▸ EXTRACT TO READ

[start]

On Sun, Sep 25, 2016 at 05:10:31PM -0700, Junio C Hamano wrote:
> Gustavo Grieco <[email protected]> writes:
>
> > We found a stack read out-of-bounds parsing object files using git 2.10.0.
> > It was tested on ArchLinux x86_64. To reproduce, first recompile git with
> > ASAN support and then execute:
> >
> > $ git init ; mkdir -p .git/objects/b2 ; printf 'x' >
> > .git/objects/b2/93584ddd61af21260be75ee9f73e9d53f08cd0
>
> Interesting. If you prepare such a broken loose object file in your
> local repository, I would expect that either unpack_sha1_header() or
> unpack_sha1_header_to_strbuf() that sha1_loose_object_info() calls
> would detect and barf by noticing that an error came from libz while
> it attempts to inflate and would not even call parse_sha1_header.
>
> But it is nevertheless bad to assume that whatever happens to
> inflate without an error must be formatted correctly to allow
> parsing (i.e. has ' ' and then NUL termination within the first 32
> bytes after inflation), which is exactly what the hdr[32] is saying.
Yeah. I also was surprised that we didn't barf on a zlib failure. But
based on previous debugging of corrupted zlib data, my recollection
is that there are a large number of weird corruptions that zlib will
happily pass back and only later complain about a checksum error. So
presumably "x" is one of those, and it might not hold for other
corruptions (but I didn't try).
> Note that this is totally unteseted and not thought through; I
> briefly thought about what unpack_sha1_header_to_strbuf() does with
> this change (it first lets unpack_sha1_header() to attempt with a
> small buffer but it seems to discard the error code from it before
> seeing if the returned buffer has NUL in it); there may be bad
> interactions with it.
Yeah, that seems wrong. I don't think it would involve an out of bounds
read, but we probably could fail to correctly report zlib corruption.
> diff --git a/sha1_file.c b/sha1_file.c
> index 60ff21f..dfcbd76 100644
> --- a/sha1_file.c
> +++ b/sha1_file.c
> @@ -1648,6 +1648,8 @@ unsigned long unpack_object_header_buffer(const
> unsigned char *buf,
>
> int unpack_sha1_header(git_zstream *stream, unsigned char *map, unsigned
> long mapsize, void *buffer, unsigned long bufsiz)

[end]

(Layout coordinate data)
[start]

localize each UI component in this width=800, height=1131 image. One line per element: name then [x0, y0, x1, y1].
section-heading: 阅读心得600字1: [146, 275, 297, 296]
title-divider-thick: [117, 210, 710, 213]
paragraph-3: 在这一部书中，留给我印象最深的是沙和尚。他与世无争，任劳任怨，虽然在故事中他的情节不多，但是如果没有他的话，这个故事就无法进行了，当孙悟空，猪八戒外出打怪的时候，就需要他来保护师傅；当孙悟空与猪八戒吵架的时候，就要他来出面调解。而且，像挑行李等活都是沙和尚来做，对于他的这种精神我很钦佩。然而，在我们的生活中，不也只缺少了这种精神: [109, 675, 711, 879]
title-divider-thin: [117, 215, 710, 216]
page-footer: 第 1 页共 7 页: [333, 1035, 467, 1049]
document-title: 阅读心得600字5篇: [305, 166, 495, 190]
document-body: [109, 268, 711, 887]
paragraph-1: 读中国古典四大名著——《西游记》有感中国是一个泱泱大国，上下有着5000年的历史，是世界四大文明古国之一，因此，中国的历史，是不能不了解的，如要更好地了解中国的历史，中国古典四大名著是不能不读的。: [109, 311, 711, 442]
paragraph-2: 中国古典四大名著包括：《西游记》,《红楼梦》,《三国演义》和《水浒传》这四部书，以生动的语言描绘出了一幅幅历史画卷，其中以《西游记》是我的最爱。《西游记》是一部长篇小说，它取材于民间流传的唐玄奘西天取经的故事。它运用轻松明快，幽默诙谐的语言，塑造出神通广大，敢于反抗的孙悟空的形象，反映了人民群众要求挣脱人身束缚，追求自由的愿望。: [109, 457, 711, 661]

[end]

▸ GIVEN EXERCISE 1
List every function name mentioned in the git thread about the out-of-bounds read.
▸ GIVEN EXERCISE 2
In the git thread about the out-of-bounds read, which operating system and architecture was the problem tested on?
▸ GIVEN EXERCISE 3
Write a continuation of the git thread about the out-of-bounds read, starting right after its last line.

▸ FINAL ANSWER 1
unpack_sha1_header()
unpack_sha1_header_to_strbuf()
sha1_loose_object_info()
parse_sha1_header
unpack_object_header_buffer

▸ FINAL ANSWER 2
It was tested on ArchLinux x86_64.

▸ FINAL ANSWER 3
> {
> + int status;
> +
> /* Get the data stream */
> memset(stream, 0, sizeof(*stream));
> stream->next_in = map;
> @@ -1656,7 +1658,15 @@ int unpack_sha1_header(git_zstream *stream, unsigned
> char *map, unsigned long ma
> stream->avail_out = bufsiz;
>
> git_inflate_init(stream);
> - return git_inflate(stream, 0);
> + status = git_inflate(stream, 0);
> + if (status)
> + return status;
> +
> + /* Make sure we got the terminating NUL for the object header */
> + if (!memchr(buffer, '\0', stream->next_out - (unsigned char *)buffer))
> + return -1;
> +
> + return 0;
This doesn't look too invasive as an approach, though I would have done
it differently. We're making the assumption that once there is a NUL,
the header-parser won't do anything stupid, which creates a coupling
between those two bits of code. My inclination would have been to just
treat the header as a ptr/len pair, and make sure the parser never reads
past the end.
But I implemented that, and it _is_ rather invasive. And it's not like
coupling unpack_sha1_header() and parse_sha1_header() is all that
terrible; they are meant to be paired.
I haven't read through your follow-up yet; I'll do that before posting
my version.
> static int unpack_sha1_header_to_strbuf(git_zstream *stream, unsigned char
> *map,
> @@ -1758,6 +1768,8 @@ static int parse_sha1_header_extended(const char *hdr,
> struct object_info *oi,
> char c = *hdr++;
> if (c == ' ')
> break;
> + if (!c)
> + die("invalid object header");
> type_len++;
> }
We keep reading from hdr after this, though I think those bits would all
bail correctly on seeing NUL.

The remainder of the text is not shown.